* BEGIN *

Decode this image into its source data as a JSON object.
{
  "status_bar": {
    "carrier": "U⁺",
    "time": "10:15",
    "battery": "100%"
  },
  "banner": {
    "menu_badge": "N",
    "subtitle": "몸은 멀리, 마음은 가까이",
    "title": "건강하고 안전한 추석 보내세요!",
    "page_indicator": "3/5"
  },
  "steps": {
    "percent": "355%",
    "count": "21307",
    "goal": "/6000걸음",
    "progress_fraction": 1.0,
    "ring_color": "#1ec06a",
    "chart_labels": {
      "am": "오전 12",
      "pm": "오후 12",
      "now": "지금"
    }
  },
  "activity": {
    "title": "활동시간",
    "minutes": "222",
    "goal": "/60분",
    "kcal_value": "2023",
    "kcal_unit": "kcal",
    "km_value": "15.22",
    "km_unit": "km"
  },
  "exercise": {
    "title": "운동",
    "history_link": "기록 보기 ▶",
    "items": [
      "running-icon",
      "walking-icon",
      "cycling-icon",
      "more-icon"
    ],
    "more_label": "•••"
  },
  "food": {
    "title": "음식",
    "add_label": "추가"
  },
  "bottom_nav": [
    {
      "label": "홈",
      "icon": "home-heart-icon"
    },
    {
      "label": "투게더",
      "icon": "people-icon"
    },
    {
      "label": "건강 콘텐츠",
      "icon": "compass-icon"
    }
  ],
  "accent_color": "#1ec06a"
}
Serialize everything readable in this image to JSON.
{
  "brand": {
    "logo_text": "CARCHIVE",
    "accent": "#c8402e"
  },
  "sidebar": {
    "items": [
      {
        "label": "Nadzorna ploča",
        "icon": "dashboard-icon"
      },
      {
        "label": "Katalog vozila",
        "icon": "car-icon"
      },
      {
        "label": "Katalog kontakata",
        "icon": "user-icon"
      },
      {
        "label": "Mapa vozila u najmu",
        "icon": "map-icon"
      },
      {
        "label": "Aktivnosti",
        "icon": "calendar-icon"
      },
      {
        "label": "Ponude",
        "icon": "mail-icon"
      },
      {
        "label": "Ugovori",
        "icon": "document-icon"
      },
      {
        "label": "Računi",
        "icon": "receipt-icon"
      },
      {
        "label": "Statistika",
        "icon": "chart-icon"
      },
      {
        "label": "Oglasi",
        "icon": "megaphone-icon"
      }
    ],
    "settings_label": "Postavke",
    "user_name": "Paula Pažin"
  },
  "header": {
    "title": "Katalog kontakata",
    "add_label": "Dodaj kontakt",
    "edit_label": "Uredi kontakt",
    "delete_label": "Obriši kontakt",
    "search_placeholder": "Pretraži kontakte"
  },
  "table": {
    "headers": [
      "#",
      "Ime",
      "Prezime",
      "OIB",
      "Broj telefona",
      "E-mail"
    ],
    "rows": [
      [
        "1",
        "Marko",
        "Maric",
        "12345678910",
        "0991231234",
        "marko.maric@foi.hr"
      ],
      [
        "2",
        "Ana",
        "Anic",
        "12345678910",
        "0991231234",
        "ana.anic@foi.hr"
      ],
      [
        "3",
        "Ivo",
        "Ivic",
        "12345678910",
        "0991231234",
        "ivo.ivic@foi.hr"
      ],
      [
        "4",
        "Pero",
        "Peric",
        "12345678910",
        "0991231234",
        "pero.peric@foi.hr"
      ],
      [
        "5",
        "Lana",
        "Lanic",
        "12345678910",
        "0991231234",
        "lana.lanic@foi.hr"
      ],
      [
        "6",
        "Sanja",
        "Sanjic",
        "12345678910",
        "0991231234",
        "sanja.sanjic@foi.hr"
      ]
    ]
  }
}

* END *

# What is required
Reproduce the data shown above exactly.

# Task output
Decode this image into its source data as a JSON object.
{
  "status_bar": {
    "carrier": "U⁺",
    "time": "10:15",
    "battery": "100%"
  },
  "banner": {
    "menu_badge": "N",
    "subtitle": "몸은 멀리, 마음은 가까이",
    "title": "건강하고 안전한 추석 보내세요!",
    "page_indicator": "3/5"
  },
  "steps": {
    "percent": "355%",
    "count": "21307",
    "goal": "/6000걸음",
    "progress_fraction": 1.0,
    "ring_color": "#1ec06a",
    "chart_labels": {
      "am": "오전 12",
      "pm": "오후 12",
      "now": "지금"
    }
  },
  "activity": {
    "title": "활동시간",
    "minutes": "222",
    "goal": "/60분",
    "kcal_value": "2023",
    "kcal_unit": "kcal",
    "km_value": "15.22",
    "km_unit": "km"
  },
  "exercise": {
    "title": "운동",
    "history_link": "기록 보기 ▶",
    "items": [
      "running-icon",
      "walking-icon",
      "cycling-icon",
      "more-icon"
    ],
    "more_label": "•••"
  },
  "food": {
    "title": "음식",
    "add_label": "추가"
  },
  "bottom_nav": [
    {
      "label": "홈",
      "icon": "home-heart-icon"
    },
    {
      "label": "투게더",
      "icon": "people-icon"
    },
    {
      "label": "건강 콘텐츠",
      "icon": "compass-icon"
    }
  ],
  "accent_color": "#1ec06a"
}
Serialize everything readable in this image to JSON.
{
  "brand": {
    "logo_text": "CARCHIVE",
    "accent": "#c8402e"
  },
  "sidebar": {
    "items": [
      {
        "label": "Nadzorna ploča",
        "icon": "dashboard-icon"
      },
      {
        "label": "Katalog vozila",
        "icon": "car-icon"
      },
      {
        "label": "Katalog kontakata",
        "icon": "user-icon"
      },
      {
        "label": "Mapa vozila u najmu",
        "icon": "map-icon"
      },
      {
        "label": "Aktivnosti",
        "icon": "calendar-icon"
      },
      {
        "label": "Ponude",
        "icon": "mail-icon"
      },
      {
        "label": "Ugovori",
        "icon": "document-icon"
      },
      {
        "label": "Računi",
        "icon": "receipt-icon"
      },
      {
        "label": "Statistika",
        "icon": "chart-icon"
      },
      {
        "label": "Oglasi",
        "icon": "megaphone-icon"
      }
    ],
    "settings_label": "Postavke",
    "user_name": "Paula Pažin"
  },
  "header": {
    "title": "Katalog kontakata",
    "add_label": "Dodaj kontakt",
    "edit_label": "Uredi kontakt",
    "delete_label": "Obriši kontakt",
    "search_placeholder": "Pretraži kontakte"
  },
  "table": {
    "headers": [
      "#",
      "Ime",
      "Prezime",
      "OIB",
      "Broj telefona",
      "E-mail"
    ],
    "rows": [
      [
        "1",
        "Marko",
        "Maric",
        "12345678910",
        "0991231234",
        "marko.maric@foi.hr"
      ],
      [
        "2",
        "Ana",
        "Anic",
        "12345678910",
        "0991231234",
        "ana.anic@foi.hr"
      ],
      [
        "3",
        "Ivo",
        "Ivic",
        "12345678910",
        "0991231234",
        "ivo.ivic@foi.hr"
      ],
      [
        "4",
        "Pero",
        "Peric",
        "12345678910",
        "0991231234",
        "pero.peric@foi.hr"
      ],
      [
        "5",
        "Lana",
        "Lanic",
        "12345678910",
        "0991231234",
        "lana.lanic@foi.hr"
      ],
      [
        "6",
        "Sanja",
        "Sanjic",
        "12345678910",
        "0991231234",
        "sanja.sanjic@foi.hr"
      ]
    ]
  }
}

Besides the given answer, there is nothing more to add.